▸ **DATA LINES**:
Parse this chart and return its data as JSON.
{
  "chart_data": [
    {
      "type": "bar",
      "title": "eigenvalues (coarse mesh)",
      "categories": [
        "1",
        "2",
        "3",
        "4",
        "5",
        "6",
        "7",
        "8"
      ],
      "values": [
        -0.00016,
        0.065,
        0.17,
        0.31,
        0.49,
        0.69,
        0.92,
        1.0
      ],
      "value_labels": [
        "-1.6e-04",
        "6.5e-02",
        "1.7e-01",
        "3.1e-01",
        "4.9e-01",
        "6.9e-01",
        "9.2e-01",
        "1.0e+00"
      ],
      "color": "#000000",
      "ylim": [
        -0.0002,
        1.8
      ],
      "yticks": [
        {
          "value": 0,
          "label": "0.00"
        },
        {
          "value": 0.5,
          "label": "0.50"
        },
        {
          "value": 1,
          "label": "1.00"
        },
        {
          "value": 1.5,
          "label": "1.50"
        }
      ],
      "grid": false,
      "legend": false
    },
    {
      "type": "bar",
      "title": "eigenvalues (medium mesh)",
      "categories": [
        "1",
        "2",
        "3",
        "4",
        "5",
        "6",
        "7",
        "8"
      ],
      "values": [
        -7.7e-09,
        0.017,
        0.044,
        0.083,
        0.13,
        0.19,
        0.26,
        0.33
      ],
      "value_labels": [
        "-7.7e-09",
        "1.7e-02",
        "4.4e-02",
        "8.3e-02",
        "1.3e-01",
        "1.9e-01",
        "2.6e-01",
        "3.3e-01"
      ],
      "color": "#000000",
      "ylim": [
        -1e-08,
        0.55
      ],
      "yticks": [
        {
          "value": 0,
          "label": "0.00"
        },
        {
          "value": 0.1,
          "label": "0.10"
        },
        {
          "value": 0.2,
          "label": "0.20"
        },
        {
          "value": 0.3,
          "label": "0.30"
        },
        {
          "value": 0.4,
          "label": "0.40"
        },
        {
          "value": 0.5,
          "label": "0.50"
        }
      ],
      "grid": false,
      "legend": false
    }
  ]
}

▸ **WRITTEN PROBLEM**: Write out the entries in full, exactly as given.

▸ **TASK RESPONSE**:
Parse this chart and return its data as JSON.
{
  "chart_data": [
    {
      "type": "bar",
      "title": "eigenvalues (coarse mesh)",
      "categories": [
        "1",
        "2",
        "3",
        "4",
        "5",
        "6",
        "7",
        "8"
      ],
      "values": [
        -0.00016,
        0.065,
        0.17,
        0.31,
        0.49,
        0.69,
        0.92,
        1.0
      ],
      "value_labels": [
        "-1.6e-04",
        "6.5e-02",
        "1.7e-01",
        "3.1e-01",
        "4.9e-01",
        "6.9e-01",
        "9.2e-01",
        "1.0e+00"
      ],
      "color": "#000000",
      "ylim": [
        -0.0002,
        1.8
      ],
      "yticks": [
        {
          "value": 0,
          "label": "0.00"
        },
        {
          "value": 0.5,
          "label": "0.50"
        },
        {
          "value": 1,
          "label": "1.00"
        },
        {
          "value": 1.5,
          "label": "1.50"
        }
      ],
      "grid": false,
      "legend": false
    },
    {
      "type": "bar",
      "title": "eigenvalues (medium mesh)",
      "categories": [
        "1",
        "2",
        "3",
        "4",
        "5",
        "6",
        "7",
        "8"
      ],
      "values": [
        -7.7e-09,
        0.017,
        0.044,
        0.083,
        0.13,
        0.19,
        0.26,
        0.33
      ],
      "value_labels": [
        "-7.7e-09",
        "1.7e-02",
        "4.4e-02",
        "8.3e-02",
        "1.3e-01",
        "1.9e-01",
        "2.6e-01",
        "3.3e-01"
      ],
      "color": "#000000",
      "ylim": [
        -1e-08,
        0.55
      ],
      "yticks": [
        {
          "value": 0,
          "label": "0.00"
        },
        {
          "value": 0.1,
          "label": "0.10"
        },
        {
          "value": 0.2,
          "label": "0.20"
        },
        {
          "value": 0.3,
          "label": "0.30"
        },
        {
          "value": 0.4,
          "label": "0.40"
        },
        {
          "value": 0.5,
          "label": "0.50"
        }
      ],
      "grid": false,
      "legend": false
    }
  ]
}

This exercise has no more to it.